_Objective_
Copy each line holding the string "specjalne".

_Supplied material_
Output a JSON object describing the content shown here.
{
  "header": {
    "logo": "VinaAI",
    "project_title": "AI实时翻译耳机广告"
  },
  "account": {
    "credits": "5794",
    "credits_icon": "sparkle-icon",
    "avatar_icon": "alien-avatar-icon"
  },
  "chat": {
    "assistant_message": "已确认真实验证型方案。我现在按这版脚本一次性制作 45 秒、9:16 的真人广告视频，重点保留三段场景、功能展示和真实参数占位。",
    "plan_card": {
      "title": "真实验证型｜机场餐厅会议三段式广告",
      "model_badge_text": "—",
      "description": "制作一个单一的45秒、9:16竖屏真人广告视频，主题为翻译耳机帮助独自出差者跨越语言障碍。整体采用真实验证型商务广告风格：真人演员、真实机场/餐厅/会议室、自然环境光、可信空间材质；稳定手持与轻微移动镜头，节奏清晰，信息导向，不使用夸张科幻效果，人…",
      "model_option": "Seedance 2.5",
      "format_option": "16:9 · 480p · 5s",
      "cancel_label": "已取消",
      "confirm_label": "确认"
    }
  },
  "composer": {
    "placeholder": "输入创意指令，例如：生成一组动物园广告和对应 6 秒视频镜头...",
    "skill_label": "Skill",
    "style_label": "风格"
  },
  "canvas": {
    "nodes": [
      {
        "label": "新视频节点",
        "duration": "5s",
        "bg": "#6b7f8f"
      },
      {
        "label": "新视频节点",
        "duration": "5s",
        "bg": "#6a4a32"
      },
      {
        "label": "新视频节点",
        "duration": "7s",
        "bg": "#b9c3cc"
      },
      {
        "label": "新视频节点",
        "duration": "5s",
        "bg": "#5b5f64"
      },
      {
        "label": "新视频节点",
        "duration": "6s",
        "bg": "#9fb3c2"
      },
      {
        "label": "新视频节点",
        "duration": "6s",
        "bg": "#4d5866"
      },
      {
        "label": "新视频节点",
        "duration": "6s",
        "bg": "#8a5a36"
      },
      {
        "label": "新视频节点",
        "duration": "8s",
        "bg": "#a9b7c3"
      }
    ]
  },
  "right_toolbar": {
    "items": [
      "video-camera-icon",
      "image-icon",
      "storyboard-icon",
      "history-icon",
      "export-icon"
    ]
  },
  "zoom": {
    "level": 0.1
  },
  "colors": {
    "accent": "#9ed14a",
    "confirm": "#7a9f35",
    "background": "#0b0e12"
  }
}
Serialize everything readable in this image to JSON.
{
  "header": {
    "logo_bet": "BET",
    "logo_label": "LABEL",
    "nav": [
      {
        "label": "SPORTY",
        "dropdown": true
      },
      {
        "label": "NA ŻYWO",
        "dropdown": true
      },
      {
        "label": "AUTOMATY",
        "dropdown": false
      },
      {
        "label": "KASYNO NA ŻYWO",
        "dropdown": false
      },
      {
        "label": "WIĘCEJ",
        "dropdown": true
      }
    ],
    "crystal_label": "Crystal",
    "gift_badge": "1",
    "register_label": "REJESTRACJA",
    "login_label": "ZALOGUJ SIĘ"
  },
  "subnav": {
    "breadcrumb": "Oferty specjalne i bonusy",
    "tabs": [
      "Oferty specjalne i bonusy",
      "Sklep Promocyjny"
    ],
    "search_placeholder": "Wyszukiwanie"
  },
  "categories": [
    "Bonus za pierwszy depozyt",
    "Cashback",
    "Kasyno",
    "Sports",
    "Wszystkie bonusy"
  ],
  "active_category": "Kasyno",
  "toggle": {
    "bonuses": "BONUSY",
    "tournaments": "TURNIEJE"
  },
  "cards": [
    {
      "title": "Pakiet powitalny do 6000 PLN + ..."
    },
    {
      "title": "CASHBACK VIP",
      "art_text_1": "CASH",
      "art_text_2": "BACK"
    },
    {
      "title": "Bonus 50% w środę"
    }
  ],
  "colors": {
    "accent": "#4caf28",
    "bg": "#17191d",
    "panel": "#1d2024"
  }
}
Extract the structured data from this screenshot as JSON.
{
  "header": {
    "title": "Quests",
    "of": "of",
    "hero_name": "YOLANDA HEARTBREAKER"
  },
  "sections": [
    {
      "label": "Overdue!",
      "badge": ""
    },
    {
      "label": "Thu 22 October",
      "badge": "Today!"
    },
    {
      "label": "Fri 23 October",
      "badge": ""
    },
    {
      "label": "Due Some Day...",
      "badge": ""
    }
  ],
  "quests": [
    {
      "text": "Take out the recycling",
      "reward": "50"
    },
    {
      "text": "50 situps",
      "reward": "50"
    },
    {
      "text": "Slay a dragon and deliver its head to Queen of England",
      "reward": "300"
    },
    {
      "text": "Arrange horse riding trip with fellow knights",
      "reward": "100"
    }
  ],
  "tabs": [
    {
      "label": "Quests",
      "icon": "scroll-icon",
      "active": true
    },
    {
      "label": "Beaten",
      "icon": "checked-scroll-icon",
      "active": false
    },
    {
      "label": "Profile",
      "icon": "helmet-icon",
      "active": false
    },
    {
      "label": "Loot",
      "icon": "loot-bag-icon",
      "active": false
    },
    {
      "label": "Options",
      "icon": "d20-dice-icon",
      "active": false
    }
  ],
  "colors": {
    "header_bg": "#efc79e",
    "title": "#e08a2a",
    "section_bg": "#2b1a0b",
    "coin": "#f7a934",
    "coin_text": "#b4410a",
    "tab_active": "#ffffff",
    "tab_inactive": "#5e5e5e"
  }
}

_Full response_
    "breadcrumb": "Oferty specjalne i bonusy",
      "Oferty specjalne i bonusy",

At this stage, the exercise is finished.